* [Given instruction] Select the lines of the records containing the word "phased" and list them.

• • • •

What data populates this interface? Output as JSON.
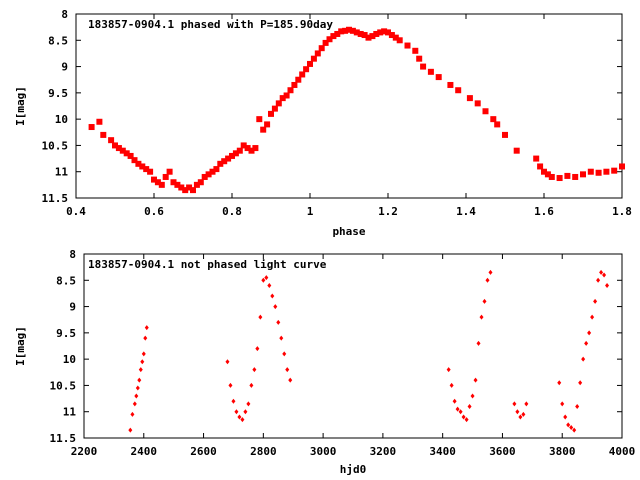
{
  "chart_data": [
    {
      "type": "scatter",
      "title": "183857-0904.1 phased with P=185.90day",
      "xlabel": "phase",
      "ylabel": "I[mag]",
      "xlim": [
        0.4,
        1.8
      ],
      "ylim": [
        11.5,
        8
      ],
      "y_inverted": true,
      "grid": false,
      "marker": "filled square",
      "color": "#ff0000",
      "xticks": [
        "0.4",
        "0.6",
        "0.8",
        "1",
        "1.2",
        "1.4",
        "1.6",
        "1.8"
      ],
      "yticks": [
        "8",
        "8.5",
        "9",
        "9.5",
        "10",
        "10.5",
        "11",
        "11.5"
      ],
      "x": [
        0.44,
        0.46,
        0.47,
        0.49,
        0.5,
        0.51,
        0.52,
        0.53,
        0.54,
        0.55,
        0.56,
        0.57,
        0.58,
        0.59,
        0.6,
        0.61,
        0.62,
        0.63,
        0.64,
        0.65,
        0.66,
        0.67,
        0.68,
        0.69,
        0.7,
        0.71,
        0.72,
        0.73,
        0.74,
        0.75,
        0.76,
        0.77,
        0.78,
        0.79,
        0.8,
        0.81,
        0.82,
        0.83,
        0.84,
        0.85,
        0.86,
        0.87,
        0.88,
        0.89,
        0.9,
        0.91,
        0.92,
        0.93,
        0.94,
        0.95,
        0.96,
        0.97,
        0.98,
        0.99,
        1.0,
        1.01,
        1.02,
        1.03,
        1.04,
        1.05,
        1.06,
        1.07,
        1.08,
        1.09,
        1.1,
        1.11,
        1.12,
        1.13,
        1.14,
        1.15,
        1.16,
        1.17,
        1.18,
        1.19,
        1.2,
        1.21,
        1.22,
        1.23,
        1.25,
        1.27,
        1.28,
        1.29,
        1.31,
        1.33,
        1.36,
        1.38,
        1.41,
        1.43,
        1.45,
        1.47,
        1.48,
        1.5,
        1.53,
        1.58,
        1.59,
        1.6,
        1.61,
        1.62,
        1.64,
        1.66,
        1.68,
        1.7,
        1.72,
        1.74,
        1.76,
        1.78,
        1.8
      ],
      "y": [
        10.15,
        10.05,
        10.3,
        10.4,
        10.5,
        10.55,
        10.6,
        10.65,
        10.7,
        10.78,
        10.85,
        10.9,
        10.95,
        11.0,
        11.15,
        11.2,
        11.25,
        11.1,
        11.0,
        11.2,
        11.25,
        11.3,
        11.35,
        11.3,
        11.35,
        11.25,
        11.2,
        11.1,
        11.05,
        11.0,
        10.95,
        10.85,
        10.8,
        10.75,
        10.7,
        10.65,
        10.6,
        10.5,
        10.55,
        10.6,
        10.55,
        10.0,
        10.2,
        10.1,
        9.9,
        9.8,
        9.7,
        9.6,
        9.55,
        9.45,
        9.35,
        9.25,
        9.15,
        9.05,
        8.95,
        8.85,
        8.75,
        8.65,
        8.55,
        8.48,
        8.42,
        8.38,
        8.33,
        8.32,
        8.3,
        8.32,
        8.35,
        8.38,
        8.4,
        8.45,
        8.42,
        8.38,
        8.35,
        8.33,
        8.35,
        8.4,
        8.45,
        8.5,
        8.6,
        8.7,
        8.85,
        9.0,
        9.1,
        9.2,
        9.35,
        9.45,
        9.6,
        9.7,
        9.85,
        10.0,
        10.1,
        10.3,
        10.6,
        10.75,
        10.9,
        11.0,
        11.05,
        11.1,
        11.12,
        11.08,
        11.1,
        11.05,
        11.0,
        11.02,
        11.0,
        10.98,
        10.9
      ]
    },
    {
      "type": "scatter",
      "title": "183857-0904.1 not phased light curve",
      "xlabel": "hjd0",
      "ylabel": "I[mag]",
      "xlim": [
        2200,
        4000
      ],
      "ylim": [
        11.5,
        8
      ],
      "y_inverted": true,
      "grid": false,
      "marker": "small diamond",
      "color": "#ff0000",
      "xticks": [
        "2200",
        "2400",
        "2600",
        "2800",
        "3000",
        "3200",
        "3400",
        "3600",
        "3800",
        "4000"
      ],
      "yticks": [
        "8",
        "8.5",
        "9",
        "9.5",
        "10",
        "10.5",
        "11",
        "11.5"
      ],
      "x": [
        2355,
        2362,
        2370,
        2375,
        2380,
        2385,
        2390,
        2395,
        2400,
        2405,
        2410,
        2680,
        2690,
        2700,
        2710,
        2720,
        2730,
        2740,
        2750,
        2760,
        2770,
        2780,
        2790,
        2800,
        2810,
        2820,
        2830,
        2840,
        2850,
        2860,
        2870,
        2880,
        2890,
        3420,
        3430,
        3440,
        3450,
        3460,
        3470,
        3480,
        3490,
        3500,
        3510,
        3520,
        3530,
        3540,
        3550,
        3560,
        3640,
        3650,
        3660,
        3670,
        3680,
        3790,
        3800,
        3810,
        3820,
        3830,
        3840,
        3850,
        3860,
        3870,
        3880,
        3890,
        3900,
        3910,
        3920,
        3930,
        3940,
        3950
      ],
      "y": [
        11.35,
        11.05,
        10.85,
        10.7,
        10.55,
        10.4,
        10.2,
        10.05,
        9.9,
        9.6,
        9.4,
        10.05,
        10.5,
        10.8,
        11.0,
        11.1,
        11.15,
        11.0,
        10.85,
        10.5,
        10.2,
        9.8,
        9.2,
        8.5,
        8.45,
        8.6,
        8.8,
        9.0,
        9.3,
        9.6,
        9.9,
        10.2,
        10.4,
        10.2,
        10.5,
        10.8,
        10.95,
        11.0,
        11.1,
        11.15,
        10.9,
        10.7,
        10.4,
        9.7,
        9.2,
        8.9,
        8.5,
        8.35,
        10.85,
        11.0,
        11.1,
        11.05,
        10.85,
        10.45,
        10.85,
        11.1,
        11.25,
        11.3,
        11.35,
        10.9,
        10.45,
        10.0,
        9.7,
        9.5,
        9.2,
        8.9,
        8.5,
        8.35,
        8.4,
        8.6
      ]
    }
  ]
}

• • • •

* [Completed exercise]
      "title": "183857-0904.1 phased with P=185.90day",
      "title": "183857-0904.1 not phased light curve",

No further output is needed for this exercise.